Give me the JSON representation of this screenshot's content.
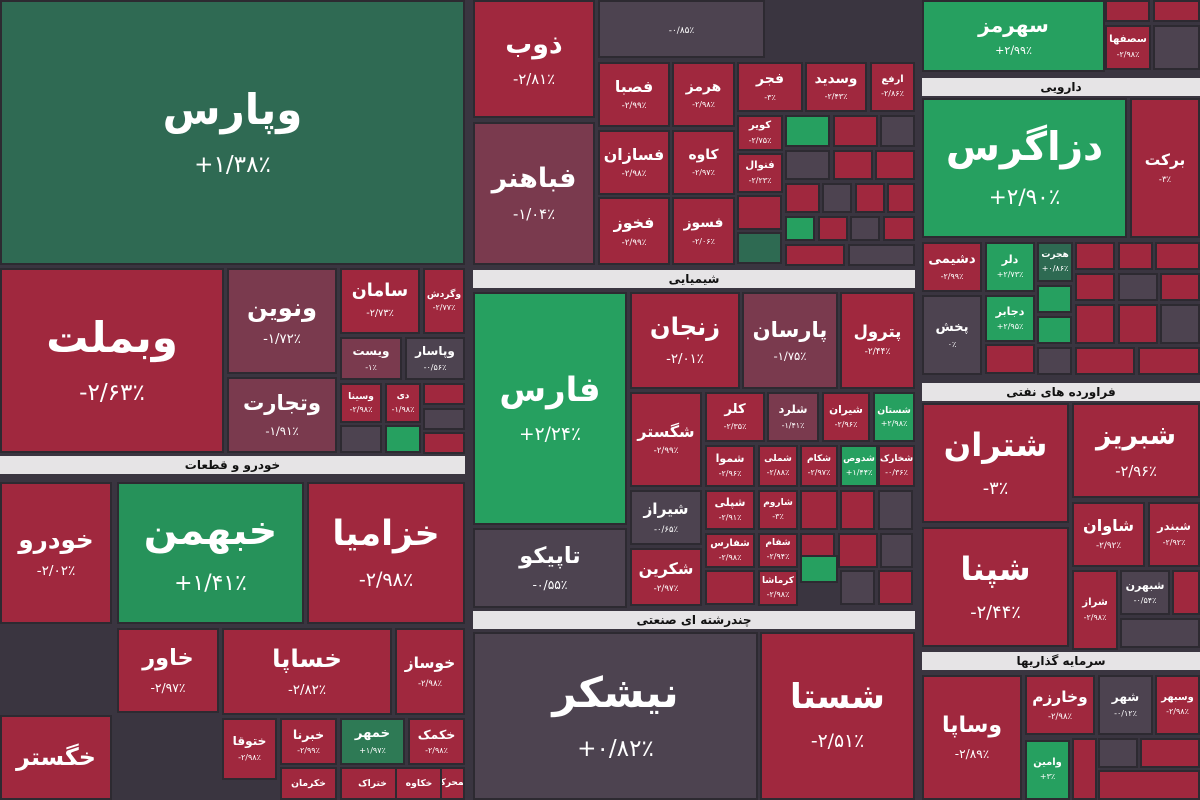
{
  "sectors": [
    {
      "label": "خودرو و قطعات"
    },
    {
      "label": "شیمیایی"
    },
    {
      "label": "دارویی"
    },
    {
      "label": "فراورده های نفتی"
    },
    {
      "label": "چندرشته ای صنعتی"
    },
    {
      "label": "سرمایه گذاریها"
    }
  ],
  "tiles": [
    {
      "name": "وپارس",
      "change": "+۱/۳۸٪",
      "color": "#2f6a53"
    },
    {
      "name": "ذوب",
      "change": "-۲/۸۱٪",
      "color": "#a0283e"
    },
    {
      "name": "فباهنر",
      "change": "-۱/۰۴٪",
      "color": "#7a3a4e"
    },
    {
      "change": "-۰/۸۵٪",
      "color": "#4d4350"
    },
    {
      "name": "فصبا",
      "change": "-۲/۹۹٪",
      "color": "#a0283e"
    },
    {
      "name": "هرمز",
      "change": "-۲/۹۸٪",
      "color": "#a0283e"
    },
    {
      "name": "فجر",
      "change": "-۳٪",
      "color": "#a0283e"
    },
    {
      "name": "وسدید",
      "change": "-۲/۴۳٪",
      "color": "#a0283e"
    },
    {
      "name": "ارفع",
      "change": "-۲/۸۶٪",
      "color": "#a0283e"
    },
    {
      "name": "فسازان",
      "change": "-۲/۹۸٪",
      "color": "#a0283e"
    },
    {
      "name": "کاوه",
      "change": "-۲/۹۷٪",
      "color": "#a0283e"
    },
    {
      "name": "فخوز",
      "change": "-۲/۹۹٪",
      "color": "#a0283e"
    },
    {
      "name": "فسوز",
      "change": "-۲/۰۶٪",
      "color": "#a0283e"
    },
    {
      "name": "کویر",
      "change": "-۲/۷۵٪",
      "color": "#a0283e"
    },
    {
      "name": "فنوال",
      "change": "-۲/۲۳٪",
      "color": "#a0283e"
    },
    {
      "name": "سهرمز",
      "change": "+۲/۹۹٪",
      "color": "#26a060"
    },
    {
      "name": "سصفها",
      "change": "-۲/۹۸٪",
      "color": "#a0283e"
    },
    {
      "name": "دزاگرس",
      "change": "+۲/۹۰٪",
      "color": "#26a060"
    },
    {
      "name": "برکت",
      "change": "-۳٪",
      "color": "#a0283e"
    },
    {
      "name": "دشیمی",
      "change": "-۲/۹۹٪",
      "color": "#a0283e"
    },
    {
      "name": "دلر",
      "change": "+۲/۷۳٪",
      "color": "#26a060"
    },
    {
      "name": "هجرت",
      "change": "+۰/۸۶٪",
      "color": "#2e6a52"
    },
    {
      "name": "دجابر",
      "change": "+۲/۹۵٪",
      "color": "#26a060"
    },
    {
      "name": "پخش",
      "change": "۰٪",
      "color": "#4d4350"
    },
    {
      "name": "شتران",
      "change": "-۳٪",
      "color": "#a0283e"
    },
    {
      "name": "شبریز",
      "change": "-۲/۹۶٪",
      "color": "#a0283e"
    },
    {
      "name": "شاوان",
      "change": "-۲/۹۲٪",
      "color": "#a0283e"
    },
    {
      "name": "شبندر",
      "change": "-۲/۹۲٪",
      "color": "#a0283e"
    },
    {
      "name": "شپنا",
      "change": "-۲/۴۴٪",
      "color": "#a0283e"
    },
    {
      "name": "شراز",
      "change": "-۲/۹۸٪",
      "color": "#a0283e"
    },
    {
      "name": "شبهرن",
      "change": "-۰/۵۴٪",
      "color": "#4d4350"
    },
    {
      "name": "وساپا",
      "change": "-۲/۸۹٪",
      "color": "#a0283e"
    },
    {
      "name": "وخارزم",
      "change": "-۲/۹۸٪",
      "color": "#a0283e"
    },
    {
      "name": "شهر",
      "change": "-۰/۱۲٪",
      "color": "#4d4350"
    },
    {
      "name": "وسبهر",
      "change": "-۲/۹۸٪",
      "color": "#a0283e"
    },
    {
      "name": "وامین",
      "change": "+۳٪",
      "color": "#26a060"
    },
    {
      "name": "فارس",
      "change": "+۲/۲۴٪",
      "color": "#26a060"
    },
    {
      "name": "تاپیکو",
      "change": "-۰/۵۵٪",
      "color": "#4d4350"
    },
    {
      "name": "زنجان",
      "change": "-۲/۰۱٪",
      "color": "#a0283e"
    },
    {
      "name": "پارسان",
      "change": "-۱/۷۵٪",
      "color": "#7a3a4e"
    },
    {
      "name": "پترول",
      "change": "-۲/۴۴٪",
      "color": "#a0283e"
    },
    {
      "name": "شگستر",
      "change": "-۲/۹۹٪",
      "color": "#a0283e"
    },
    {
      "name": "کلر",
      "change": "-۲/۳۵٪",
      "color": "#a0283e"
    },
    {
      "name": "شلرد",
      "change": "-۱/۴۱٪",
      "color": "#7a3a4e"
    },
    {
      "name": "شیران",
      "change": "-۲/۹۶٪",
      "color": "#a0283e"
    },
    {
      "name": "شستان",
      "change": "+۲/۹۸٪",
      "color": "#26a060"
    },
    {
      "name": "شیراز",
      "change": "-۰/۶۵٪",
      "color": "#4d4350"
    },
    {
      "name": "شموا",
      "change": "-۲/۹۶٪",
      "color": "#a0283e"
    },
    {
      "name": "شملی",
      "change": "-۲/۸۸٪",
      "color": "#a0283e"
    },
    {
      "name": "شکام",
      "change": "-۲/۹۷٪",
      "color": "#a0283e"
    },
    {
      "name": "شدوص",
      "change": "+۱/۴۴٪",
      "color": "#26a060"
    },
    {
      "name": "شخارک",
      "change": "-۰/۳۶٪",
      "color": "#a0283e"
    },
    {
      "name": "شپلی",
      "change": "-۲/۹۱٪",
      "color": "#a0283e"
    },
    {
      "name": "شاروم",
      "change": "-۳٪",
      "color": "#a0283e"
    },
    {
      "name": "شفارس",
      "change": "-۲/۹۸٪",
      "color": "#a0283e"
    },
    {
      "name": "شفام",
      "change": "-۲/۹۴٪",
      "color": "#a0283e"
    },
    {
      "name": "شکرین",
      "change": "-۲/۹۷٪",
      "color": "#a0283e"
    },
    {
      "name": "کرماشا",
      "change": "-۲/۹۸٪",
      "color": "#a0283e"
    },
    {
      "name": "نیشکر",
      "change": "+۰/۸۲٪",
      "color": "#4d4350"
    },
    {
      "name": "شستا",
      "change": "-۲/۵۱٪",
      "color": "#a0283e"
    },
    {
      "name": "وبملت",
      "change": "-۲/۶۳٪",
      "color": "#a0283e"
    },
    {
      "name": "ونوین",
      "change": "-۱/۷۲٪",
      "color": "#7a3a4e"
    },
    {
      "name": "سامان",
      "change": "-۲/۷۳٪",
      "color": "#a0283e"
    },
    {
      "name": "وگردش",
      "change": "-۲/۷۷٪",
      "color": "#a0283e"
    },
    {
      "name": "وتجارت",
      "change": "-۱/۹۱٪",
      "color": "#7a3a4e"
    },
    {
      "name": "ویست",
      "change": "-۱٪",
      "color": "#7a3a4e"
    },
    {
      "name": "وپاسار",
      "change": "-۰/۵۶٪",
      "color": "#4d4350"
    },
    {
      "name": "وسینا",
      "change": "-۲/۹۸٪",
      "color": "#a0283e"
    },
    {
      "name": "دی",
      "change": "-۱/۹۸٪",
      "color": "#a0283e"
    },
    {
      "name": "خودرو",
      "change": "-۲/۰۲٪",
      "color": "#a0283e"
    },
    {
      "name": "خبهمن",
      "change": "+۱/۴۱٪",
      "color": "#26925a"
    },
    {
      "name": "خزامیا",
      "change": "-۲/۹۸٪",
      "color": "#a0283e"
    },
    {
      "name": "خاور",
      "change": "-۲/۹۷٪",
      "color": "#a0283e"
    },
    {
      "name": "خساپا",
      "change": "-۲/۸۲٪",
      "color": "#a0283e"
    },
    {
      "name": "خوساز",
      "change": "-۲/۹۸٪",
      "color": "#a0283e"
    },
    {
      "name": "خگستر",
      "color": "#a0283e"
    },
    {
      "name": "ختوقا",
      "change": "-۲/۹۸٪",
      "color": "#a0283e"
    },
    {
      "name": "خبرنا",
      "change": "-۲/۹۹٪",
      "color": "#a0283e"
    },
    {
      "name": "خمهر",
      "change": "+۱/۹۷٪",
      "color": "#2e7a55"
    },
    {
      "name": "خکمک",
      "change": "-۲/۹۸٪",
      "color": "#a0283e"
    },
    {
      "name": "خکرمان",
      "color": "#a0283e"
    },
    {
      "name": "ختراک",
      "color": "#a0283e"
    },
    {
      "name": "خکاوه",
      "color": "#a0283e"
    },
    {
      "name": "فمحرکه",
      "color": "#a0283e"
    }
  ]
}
################
▶ STATED EXERCISE
Give the number of lines in the records above that contain the word "label". Reply with that number alone.

▶ SOLUTION
6